■ What you need to do ■
Return each line of the data below exactly, omitting any pictures.
-------- Items --------
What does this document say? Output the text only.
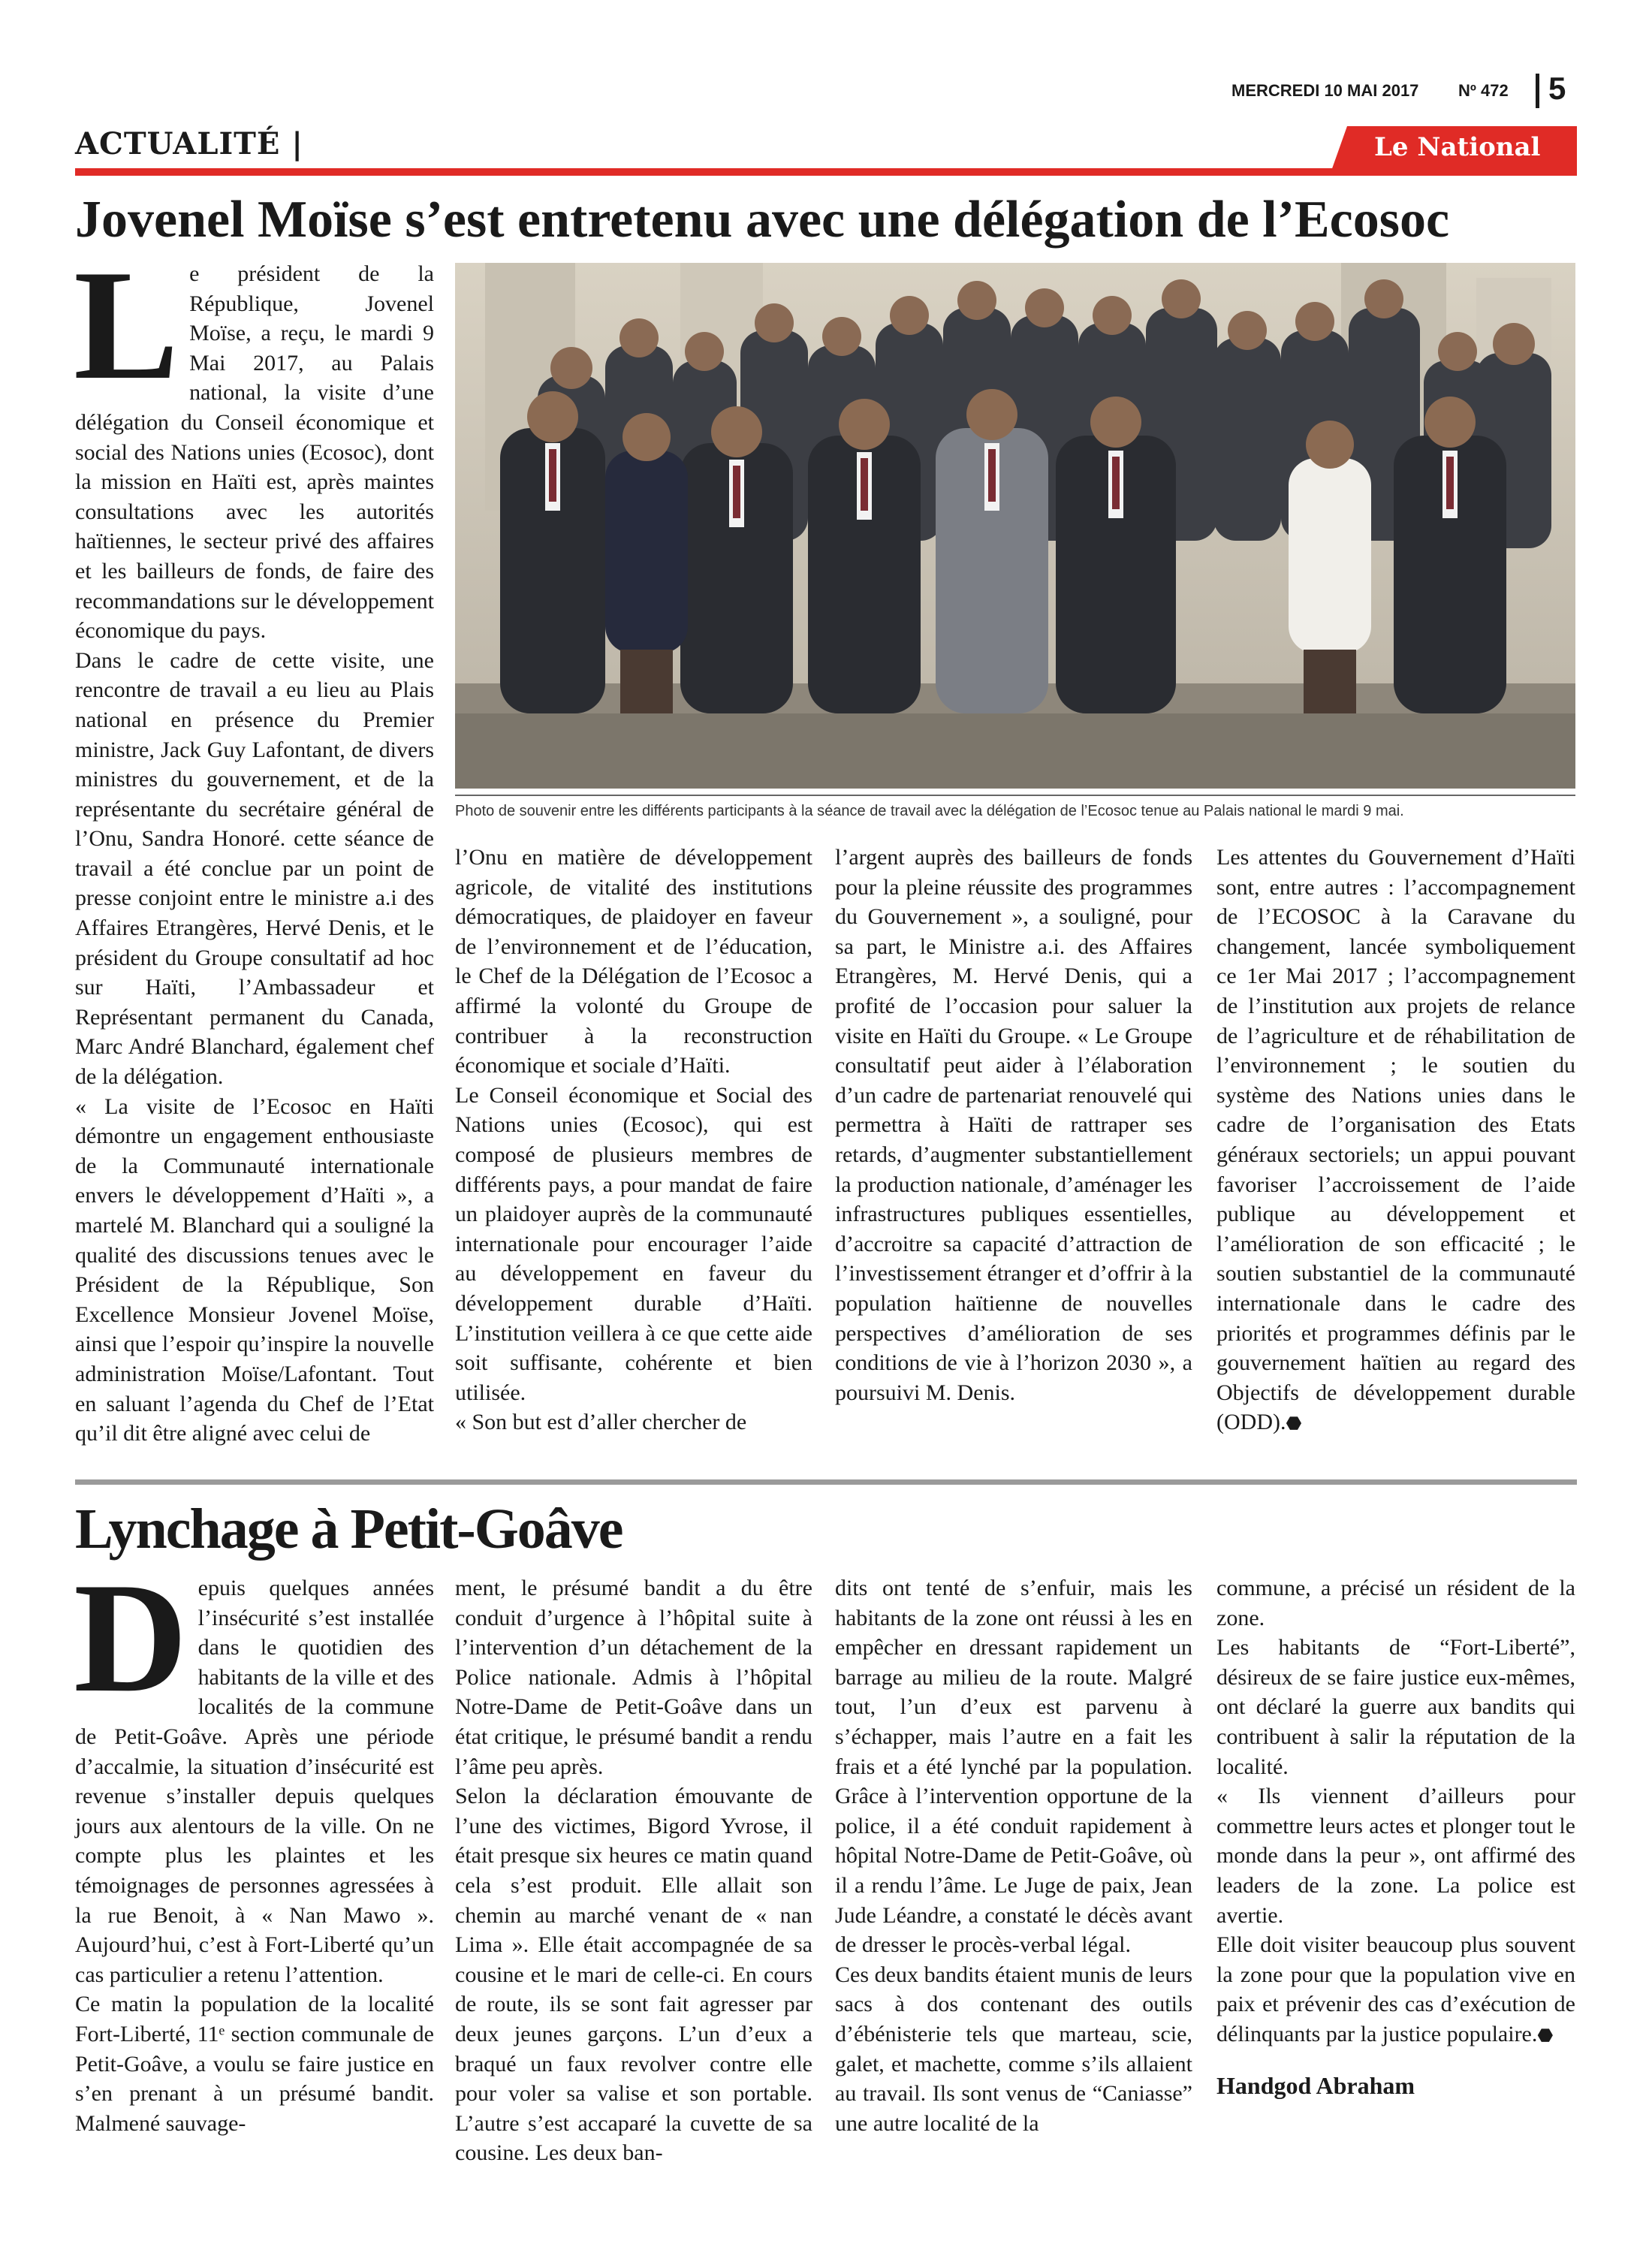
MERCREDI 10 MAI 2017 Nº 472 5
ACTUALITÉ |	Le National
Jovenel Moïse s’est entretenu avec une délégation de l’Ecosoc
L e président de la République, Jovenel Moïse, a reçu, le mardi 9 Mai 2017, au Palais national, la visite d’une délégation du Conseil économique et social des Nations unies (Ecosoc), dont la mission en Haïti est, après maintes consultations avec les autorités haïtiennes, le secteur privé des affaires et les bailleurs de fonds, de faire des recommandations sur le développement économique du pays.

Dans le cadre de cette visite, une rencontre de travail a eu lieu au Plais national en présence du Premier ministre, Jack Guy Lafontant, de divers ministres du gouvernement, et de la représentante du secrétaire général de l’Onu, Sandra Honoré. cette séance de travail a été conclue par un point de presse conjoint entre le ministre a.i des Affaires Etrangères, Hervé Denis, et le président du Groupe consultatif ad hoc sur Haïti, l’Ambassadeur et Représentant permanent du Canada, Marc André Blanchard, également chef de la délégation.

« La visite de l’Ecosoc en Haïti démontre un engagement enthousiaste de la Communauté internationale envers le développement d’Haïti », a martelé M. Blanchard qui a souligné la qualité des discussions tenues avec le Président de la République, Son Excellence Monsieur Jovenel Moïse, ainsi que l’espoir qu’inspire la nouvelle administration Moïse/Lafontant. Tout en saluant l’agenda du Chef de l’Etat qu’il dit être aligné avec celui de

Photo de souvenir entre les différents participants à la séance de travail avec la délégation de l’Ecosoc tenue au Palais national le mardi 9 mai.

l’Onu en matière de développement agricole, de vitalité des institutions démocratiques, de plaidoyer en faveur de l’environnement et de l’éducation, le Chef de la Délégation de l’Ecosoc a affirmé la volonté du Groupe de contribuer à la reconstruction économique et sociale d’Haïti.

Le Conseil économique et Social des Nations unies (Ecosoc), qui est composé de plusieurs membres de différents pays, a pour mandat de faire un plaidoyer auprès de la communauté internationale pour encourager l’aide au développement en faveur du développement durable d’Haïti. L’institution veillera à ce que cette aide soit suffisante, cohérente et bien utilisée.

« Son but est d’aller chercher de

l’argent auprès des bailleurs de fonds pour la pleine réussite des programmes du Gouvernement », a souligné, pour sa part, le Ministre a.i. des Affaires Etrangères, M. Hervé Denis, qui a profité de l’occasion pour saluer la visite en Haïti du Groupe. « Le Groupe consultatif peut aider à l’élaboration d’un cadre de partenariat renouvelé qui permettra à Haïti de rattraper ses retards, d’augmenter substantiellement la production nationale, d’aménager les infrastructures publiques essentielles, d’accroitre sa capacité d’attraction de l’investissement étranger et d’offrir à la population haïtienne de nouvelles perspectives d’amélioration de ses conditions de vie à l’horizon 2030 », a poursuivi M. Denis.

Les attentes du Gouvernement d’Haïti sont, entre autres : l’accompagnement de l’ECOSOC à la Caravane du changement, lancée symboliquement ce 1er Mai 2017 ; l’accompagnement de l’institution aux projets de relance de l’agriculture et de réhabilitation de l’environnement ; le soutien du système des Nations unies dans le cadre de l’organisation des Etats généraux sectoriels; un appui pouvant favoriser l’accroissement de l’aide publique au développement et l’amélioration de son efficacité ; le soutien substantiel de la communauté internationale dans le cadre des priorités et programmes définis par le gouvernement haïtien au regard des Objectifs de développement durable (ODD).⬣

Lynchage à Petit-Goâve
D epuis quelques années l’insécurité s’est installée dans le quotidien des habitants de la ville et des localités de la commune de Petit-Goâve. Après une période d’accalmie, la situation d’insécurité est revenue s’installer depuis quelques jours aux alentours de la ville. On ne compte plus les plaintes et les témoignages de personnes agressées à la rue Benoit, à « Nan Mawo ». Aujourd’hui, c’est à Fort-Liberté qu’un cas particulier a retenu l’attention.

Ce matin la population de la localité Fort-Liberté, 11ᵉ section communale de Petit-Goâve, a voulu se faire justice en s’en prenant à un présumé bandit. Malmené sauvage-

ment, le présumé bandit a du être conduit d’urgence à l’hôpital suite à l’intervention d’un détachement de la Police nationale. Admis à l’hôpital Notre-Dame de Petit-Goâve dans un état critique, le présumé bandit a rendu l’âme peu après.

Selon la déclaration émouvante de l’une des victimes, Bigord Yvrose, il était presque six heures ce matin quand cela s’est produit. Elle allait son chemin au marché venant de « nan Lima ». Elle était accompagnée de sa cousine et le mari de celle-ci. En cours de route, ils se sont fait agresser par deux jeunes garçons. L’un d’eux a braqué un faux revolver contre elle pour voler sa valise et son portable. L’autre s’est accaparé la cuvette de sa cousine. Les deux ban-

dits ont tenté de s’enfuir, mais les habitants de la zone ont réussi à les en empêcher en dressant rapidement un barrage au milieu de la route. Malgré tout, l’un d’eux est parvenu à s’échapper, mais l’autre en a fait les frais et a été lynché par la population. Grâce à l’intervention opportune de la police, il a été conduit rapidement à hôpital Notre-Dame de Petit-Goâve, où il a rendu l’âme. Le Juge de paix, Jean Jude Léandre, a constaté le décès avant de dresser le procès-verbal légal.

Ces deux bandits étaient munis de leurs sacs à dos contenant des outils d’ébénisterie tels que marteau, scie, galet, et machette, comme s’ils allaient au travail. Ils sont venus de “Caniasse” une autre localité de la

commune, a précisé un résident de la zone.

Les habitants de “Fort-Liberté”, désireux de se faire justice eux-mêmes, ont déclaré la guerre aux bandits qui contribuent à salir la réputation de la localité.

« Ils viennent d’ailleurs pour commettre leurs actes et plonger tout le monde dans la peur », ont affirmé des leaders de la zone. La police est avertie.

Elle doit visiter beaucoup plus souvent la zone pour que la population vive en paix et prévenir des cas d’exécution de délinquants par la justice populaire.⬣

Handgod Abraham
--------
■ Finished exercise ■
What does this document say? Output the text only.
MERCREDI 10 MAI 2017 Nº 472 5
ACTUALITÉ |	Le National
Jovenel Moïse s’est entretenu avec une délégation de l’Ecosoc
L e président de la République, Jovenel Moïse, a reçu, le mardi 9 Mai 2017, au Palais national, la visite d’une délégation du Conseil économique et social des Nations unies (Ecosoc), dont la mission en Haïti est, après maintes consultations avec les autorités haïtiennes, le secteur privé des affaires et les bailleurs de fonds, de faire des recommandations sur le développement économique du pays.

Dans le cadre de cette visite, une rencontre de travail a eu lieu au Plais national en présence du Premier ministre, Jack Guy Lafontant, de divers ministres du gouvernement, et de la représentante du secrétaire général de l’Onu, Sandra Honoré. cette séance de travail a été conclue par un point de presse conjoint entre le ministre a.i des Affaires Etrangères, Hervé Denis, et le président du Groupe consultatif ad hoc sur Haïti, l’Ambassadeur et Représentant permanent du Canada, Marc André Blanchard, également chef de la délégation.

« La visite de l’Ecosoc en Haïti démontre un engagement enthousiaste de la Communauté internationale envers le développement d’Haïti », a martelé M. Blanchard qui a souligné la qualité des discussions tenues avec le Président de la République, Son Excellence Monsieur Jovenel Moïse, ainsi que l’espoir qu’inspire la nouvelle administration Moïse/Lafontant. Tout en saluant l’agenda du Chef de l’Etat qu’il dit être aligné avec celui de

Photo de souvenir entre les différents participants à la séance de travail avec la délégation de l’Ecosoc tenue au Palais national le mardi 9 mai.

l’Onu en matière de développement agricole, de vitalité des institutions démocratiques, de plaidoyer en faveur de l’environnement et de l’éducation, le Chef de la Délégation de l’Ecosoc a affirmé la volonté du Groupe de contribuer à la reconstruction économique et sociale d’Haïti.

Le Conseil économique et Social des Nations unies (Ecosoc), qui est composé de plusieurs membres de différents pays, a pour mandat de faire un plaidoyer auprès de la communauté internationale pour encourager l’aide au développement en faveur du développement durable d’Haïti. L’institution veillera à ce que cette aide soit suffisante, cohérente et bien utilisée.

« Son but est d’aller chercher de

l’argent auprès des bailleurs de fonds pour la pleine réussite des programmes du Gouvernement », a souligné, pour sa part, le Ministre a.i. des Affaires Etrangères, M. Hervé Denis, qui a profité de l’occasion pour saluer la visite en Haïti du Groupe. « Le Groupe consultatif peut aider à l’élaboration d’un cadre de partenariat renouvelé qui permettra à Haïti de rattraper ses retards, d’augmenter substantiellement la production nationale, d’aménager les infrastructures publiques essentielles, d’accroitre sa capacité d’attraction de l’investissement étranger et d’offrir à la population haïtienne de nouvelles perspectives d’amélioration de ses conditions de vie à l’horizon 2030 », a poursuivi M. Denis.

Les attentes du Gouvernement d’Haïti sont, entre autres : l’accompagnement de l’ECOSOC à la Caravane du changement, lancée symboliquement ce 1er Mai 2017 ; l’accompagnement de l’institution aux projets de relance de l’agriculture et de réhabilitation de l’environnement ; le soutien du système des Nations unies dans le cadre de l’organisation des Etats généraux sectoriels; un appui pouvant favoriser l’accroissement de l’aide publique au développement et l’amélioration de son efficacité ; le soutien substantiel de la communauté internationale dans le cadre des priorités et programmes définis par le gouvernement haïtien au regard des Objectifs de développement durable (ODD).⬣

Lynchage à Petit-Goâve
D epuis quelques années l’insécurité s’est installée dans le quotidien des habitants de la ville et des localités de la commune de Petit-Goâve. Après une période d’accalmie, la situation d’insécurité est revenue s’installer depuis quelques jours aux alentours de la ville. On ne compte plus les plaintes et les témoignages de personnes agressées à la rue Benoit, à « Nan Mawo ». Aujourd’hui, c’est à Fort-Liberté qu’un cas particulier a retenu l’attention.

Ce matin la population de la localité Fort-Liberté, 11ᵉ section communale de Petit-Goâve, a voulu se faire justice en s’en prenant à un présumé bandit. Malmené sauvage-

ment, le présumé bandit a du être conduit d’urgence à l’hôpital suite à l’intervention d’un détachement de la Police nationale. Admis à l’hôpital Notre-Dame de Petit-Goâve dans un état critique, le présumé bandit a rendu l’âme peu après.

Selon la déclaration émouvante de l’une des victimes, Bigord Yvrose, il était presque six heures ce matin quand cela s’est produit. Elle allait son chemin au marché venant de « nan Lima ». Elle était accompagnée de sa cousine et le mari de celle-ci. En cours de route, ils se sont fait agresser par deux jeunes garçons. L’un d’eux a braqué un faux revolver contre elle pour voler sa valise et son portable. L’autre s’est accaparé la cuvette de sa cousine. Les deux ban-

dits ont tenté de s’enfuir, mais les habitants de la zone ont réussi à les en empêcher en dressant rapidement un barrage au milieu de la route. Malgré tout, l’un d’eux est parvenu à s’échapper, mais l’autre en a fait les frais et a été lynché par la population. Grâce à l’intervention opportune de la police, il a été conduit rapidement à hôpital Notre-Dame de Petit-Goâve, où il a rendu l’âme. Le Juge de paix, Jean Jude Léandre, a constaté le décès avant de dresser le procès-verbal légal.

Ces deux bandits étaient munis de leurs sacs à dos contenant des outils d’ébénisterie tels que marteau, scie, galet, et machette, comme s’ils allaient au travail. Ils sont venus de “Caniasse” une autre localité de la

commune, a précisé un résident de la zone.

Les habitants de “Fort-Liberté”, désireux de se faire justice eux-mêmes, ont déclaré la guerre aux bandits qui contribuent à salir la réputation de la localité.

« Ils viennent d’ailleurs pour commettre leurs actes et plonger tout le monde dans la peur », ont affirmé des leaders de la zone. La police est avertie.

Elle doit visiter beaucoup plus souvent la zone pour que la population vive en paix et prévenir des cas d’exécution de délinquants par la justice populaire.⬣

Handgod Abraham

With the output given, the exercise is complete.